#### Stored rows
"""

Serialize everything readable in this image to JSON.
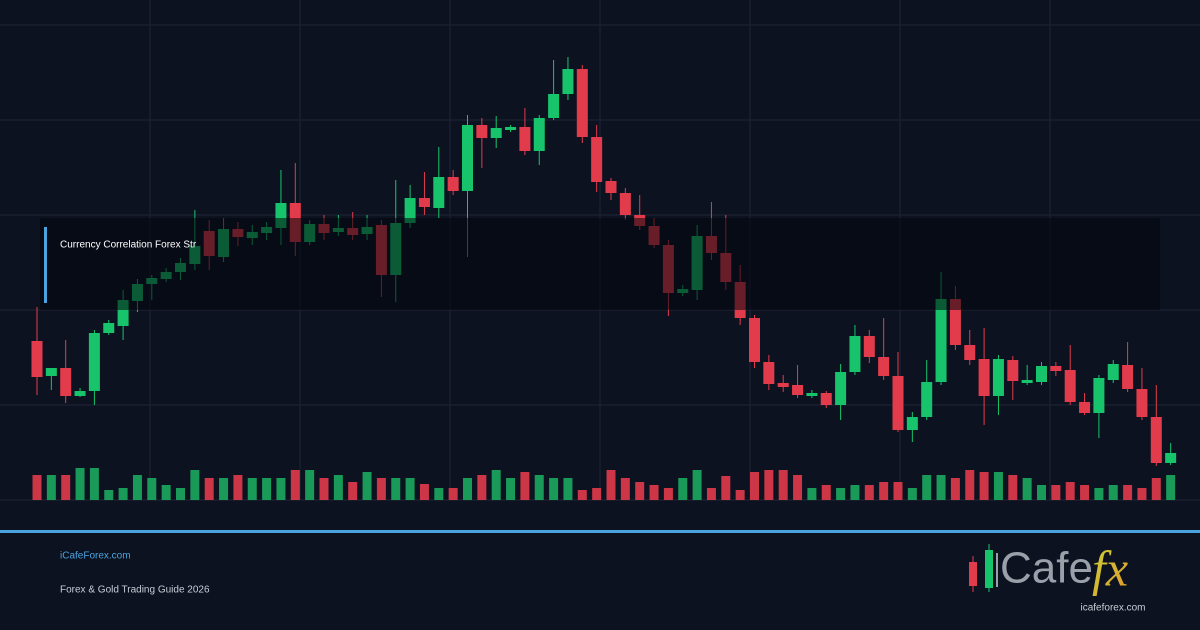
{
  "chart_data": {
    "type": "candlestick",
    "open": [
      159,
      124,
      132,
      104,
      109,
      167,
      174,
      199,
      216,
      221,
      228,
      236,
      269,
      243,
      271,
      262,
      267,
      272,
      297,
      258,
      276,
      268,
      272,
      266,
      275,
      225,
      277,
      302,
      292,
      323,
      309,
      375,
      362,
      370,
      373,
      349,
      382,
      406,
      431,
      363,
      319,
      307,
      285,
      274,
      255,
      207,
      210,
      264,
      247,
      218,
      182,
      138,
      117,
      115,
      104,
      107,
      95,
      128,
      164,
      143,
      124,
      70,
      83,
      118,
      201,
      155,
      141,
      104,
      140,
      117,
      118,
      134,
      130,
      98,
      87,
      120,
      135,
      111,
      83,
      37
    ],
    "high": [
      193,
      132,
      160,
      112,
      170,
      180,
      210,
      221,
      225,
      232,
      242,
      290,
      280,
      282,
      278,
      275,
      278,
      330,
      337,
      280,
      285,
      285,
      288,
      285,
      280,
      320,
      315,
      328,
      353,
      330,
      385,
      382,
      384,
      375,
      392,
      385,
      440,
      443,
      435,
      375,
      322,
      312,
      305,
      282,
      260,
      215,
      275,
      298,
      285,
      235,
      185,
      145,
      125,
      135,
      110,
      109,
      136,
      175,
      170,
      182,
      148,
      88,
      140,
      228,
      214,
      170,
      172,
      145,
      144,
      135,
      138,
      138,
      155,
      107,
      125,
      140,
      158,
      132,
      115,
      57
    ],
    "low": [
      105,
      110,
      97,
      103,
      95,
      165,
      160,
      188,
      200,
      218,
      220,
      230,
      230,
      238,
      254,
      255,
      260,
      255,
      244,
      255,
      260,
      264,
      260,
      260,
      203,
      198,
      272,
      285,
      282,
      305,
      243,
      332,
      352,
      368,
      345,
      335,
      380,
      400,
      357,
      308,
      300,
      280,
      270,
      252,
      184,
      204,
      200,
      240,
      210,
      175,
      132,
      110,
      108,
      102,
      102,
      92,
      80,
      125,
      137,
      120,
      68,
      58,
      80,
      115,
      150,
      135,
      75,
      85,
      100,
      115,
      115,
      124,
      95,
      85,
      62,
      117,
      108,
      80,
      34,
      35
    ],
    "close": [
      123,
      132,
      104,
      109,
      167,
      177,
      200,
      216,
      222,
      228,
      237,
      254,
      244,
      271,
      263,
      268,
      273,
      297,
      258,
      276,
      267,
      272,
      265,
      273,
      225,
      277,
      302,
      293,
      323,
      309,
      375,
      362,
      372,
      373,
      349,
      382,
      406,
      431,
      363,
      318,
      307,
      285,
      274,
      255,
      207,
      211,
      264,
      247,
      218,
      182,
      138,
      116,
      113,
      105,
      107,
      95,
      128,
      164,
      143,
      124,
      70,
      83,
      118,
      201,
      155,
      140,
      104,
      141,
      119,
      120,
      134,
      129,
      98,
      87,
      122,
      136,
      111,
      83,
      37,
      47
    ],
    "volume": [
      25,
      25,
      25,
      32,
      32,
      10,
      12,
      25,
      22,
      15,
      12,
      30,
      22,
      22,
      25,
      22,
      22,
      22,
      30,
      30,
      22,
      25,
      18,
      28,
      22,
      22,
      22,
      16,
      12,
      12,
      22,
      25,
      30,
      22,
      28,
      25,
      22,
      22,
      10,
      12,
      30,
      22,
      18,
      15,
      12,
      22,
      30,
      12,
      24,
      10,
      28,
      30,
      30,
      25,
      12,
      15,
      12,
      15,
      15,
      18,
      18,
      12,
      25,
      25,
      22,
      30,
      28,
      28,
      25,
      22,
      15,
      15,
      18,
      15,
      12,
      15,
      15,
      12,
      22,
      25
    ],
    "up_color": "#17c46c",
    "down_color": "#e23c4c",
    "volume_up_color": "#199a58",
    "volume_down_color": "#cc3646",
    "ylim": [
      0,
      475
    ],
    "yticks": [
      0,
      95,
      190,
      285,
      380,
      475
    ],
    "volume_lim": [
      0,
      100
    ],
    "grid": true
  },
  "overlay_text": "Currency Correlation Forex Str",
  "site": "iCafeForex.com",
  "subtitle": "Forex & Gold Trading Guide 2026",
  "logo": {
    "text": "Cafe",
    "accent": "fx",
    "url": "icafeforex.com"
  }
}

"""
"""

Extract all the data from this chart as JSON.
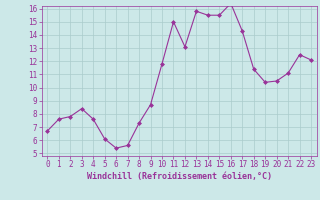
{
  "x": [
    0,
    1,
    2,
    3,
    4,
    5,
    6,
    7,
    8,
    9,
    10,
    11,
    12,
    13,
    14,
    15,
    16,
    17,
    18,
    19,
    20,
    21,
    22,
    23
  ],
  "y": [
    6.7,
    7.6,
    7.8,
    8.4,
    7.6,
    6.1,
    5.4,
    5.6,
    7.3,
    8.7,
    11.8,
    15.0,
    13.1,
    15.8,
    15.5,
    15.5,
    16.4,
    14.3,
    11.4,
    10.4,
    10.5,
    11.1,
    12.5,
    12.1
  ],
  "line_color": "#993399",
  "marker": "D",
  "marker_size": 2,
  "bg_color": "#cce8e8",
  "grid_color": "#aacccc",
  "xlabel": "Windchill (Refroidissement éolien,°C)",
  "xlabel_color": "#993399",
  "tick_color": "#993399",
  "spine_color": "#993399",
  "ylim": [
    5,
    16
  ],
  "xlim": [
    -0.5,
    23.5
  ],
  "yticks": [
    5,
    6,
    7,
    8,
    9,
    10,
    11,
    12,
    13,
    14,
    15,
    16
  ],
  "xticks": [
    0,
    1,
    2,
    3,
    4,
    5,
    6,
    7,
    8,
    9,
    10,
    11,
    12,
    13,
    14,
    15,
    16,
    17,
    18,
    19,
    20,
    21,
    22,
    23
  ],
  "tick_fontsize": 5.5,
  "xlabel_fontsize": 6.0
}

"""

Gather each line of the listing that holds the string "JSON".

Serialize everything readable in this image to JSON.
Extract all the data from this chart as JSON.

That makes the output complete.